Copy every line, leaving nothing out and adding nothing.

[Chart and figure data]
※
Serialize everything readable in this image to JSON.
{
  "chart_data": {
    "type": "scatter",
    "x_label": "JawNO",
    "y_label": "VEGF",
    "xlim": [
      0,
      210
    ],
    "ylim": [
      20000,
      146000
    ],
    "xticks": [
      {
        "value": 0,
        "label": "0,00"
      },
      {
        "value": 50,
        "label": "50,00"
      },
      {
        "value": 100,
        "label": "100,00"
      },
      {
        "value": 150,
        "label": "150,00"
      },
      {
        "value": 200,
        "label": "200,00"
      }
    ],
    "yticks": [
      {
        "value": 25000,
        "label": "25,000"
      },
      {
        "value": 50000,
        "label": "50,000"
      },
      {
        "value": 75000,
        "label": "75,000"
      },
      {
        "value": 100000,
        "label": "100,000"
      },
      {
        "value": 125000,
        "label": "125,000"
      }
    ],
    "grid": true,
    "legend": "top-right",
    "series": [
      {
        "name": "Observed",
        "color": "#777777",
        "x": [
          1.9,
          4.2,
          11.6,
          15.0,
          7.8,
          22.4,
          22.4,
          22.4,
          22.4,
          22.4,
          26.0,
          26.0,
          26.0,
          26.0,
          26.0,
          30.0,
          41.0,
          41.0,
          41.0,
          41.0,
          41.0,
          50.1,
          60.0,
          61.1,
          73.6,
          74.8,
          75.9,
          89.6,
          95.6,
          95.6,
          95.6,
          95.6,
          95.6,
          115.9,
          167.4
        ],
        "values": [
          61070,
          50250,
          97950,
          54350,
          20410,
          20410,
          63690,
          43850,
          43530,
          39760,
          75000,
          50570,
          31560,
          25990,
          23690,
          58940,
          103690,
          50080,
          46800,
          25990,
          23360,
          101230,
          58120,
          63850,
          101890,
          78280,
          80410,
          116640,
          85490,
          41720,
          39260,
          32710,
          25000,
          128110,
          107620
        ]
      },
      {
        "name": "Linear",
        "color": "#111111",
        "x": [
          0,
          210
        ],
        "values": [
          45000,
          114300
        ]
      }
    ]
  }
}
※
Problem solution
Serialize everything readable in this image to JSON.
{
  "chart_data": {
    "type": "scatter",
    "x_label": "JawNO",
    "y_label": "VEGF",
    "xlim": [
      0,
      210
    ],
    "ylim": [
      20000,
      146000
    ],
    "xticks": [
      {
        "value": 0,
        "label": "0,00"
      },
      {
        "value": 50,
        "label": "50,00"
      },
      {
        "value": 100,
        "label": "100,00"
      },
      {
        "value": 150,
        "label": "150,00"
      },
      {
        "value": 200,
        "label": "200,00"
      }
    ],
    "yticks": [
      {
        "value": 25000,
        "label": "25,000"
      },
      {
        "value": 50000,
        "label": "50,000"
      },
      {
        "value": 75000,
        "label": "75,000"
      },
      {
        "value": 100000,
        "label": "100,000"
      },
      {
        "value": 125000,
        "label": "125,000"
      }
    ],
    "grid": true,
    "legend": "top-right",
    "series": [
      {
        "name": "Observed",
        "color": "#777777",
        "x": [
          1.9,
          4.2,
          11.6,
          15.0,
          7.8,
          22.4,
          22.4,
          22.4,
          22.4,
          22.4,
          26.0,
          26.0,
          26.0,
          26.0,
          26.0,
          30.0,
          41.0,
          41.0,
          41.0,
          41.0,
          41.0,
          50.1,
          60.0,
          61.1,
          73.6,
          74.8,
          75.9,
          89.6,
          95.6,
          95.6,
          95.6,
          95.6,
          95.6,
          115.9,
          167.4
        ],
        "values": [
          61070,
          50250,
          97950,
          54350,
          20410,
          20410,
          63690,
          43850,
          43530,
          39760,
          75000,
          50570,
          31560,
          25990,
          23690,
          58940,
          103690,
          50080,
          46800,
          25990,
          23360,
          101230,
          58120,
          63850,
          101890,
          78280,
          80410,
          116640,
          85490,
          41720,
          39260,
          32710,
          25000,
          128110,
          107620
        ]
      },
      {
        "name": "Linear",
        "color": "#111111",
        "x": [
          0,
          210
        ],
        "values": [
          45000,
          114300
        ]
      }
    ]
  }
}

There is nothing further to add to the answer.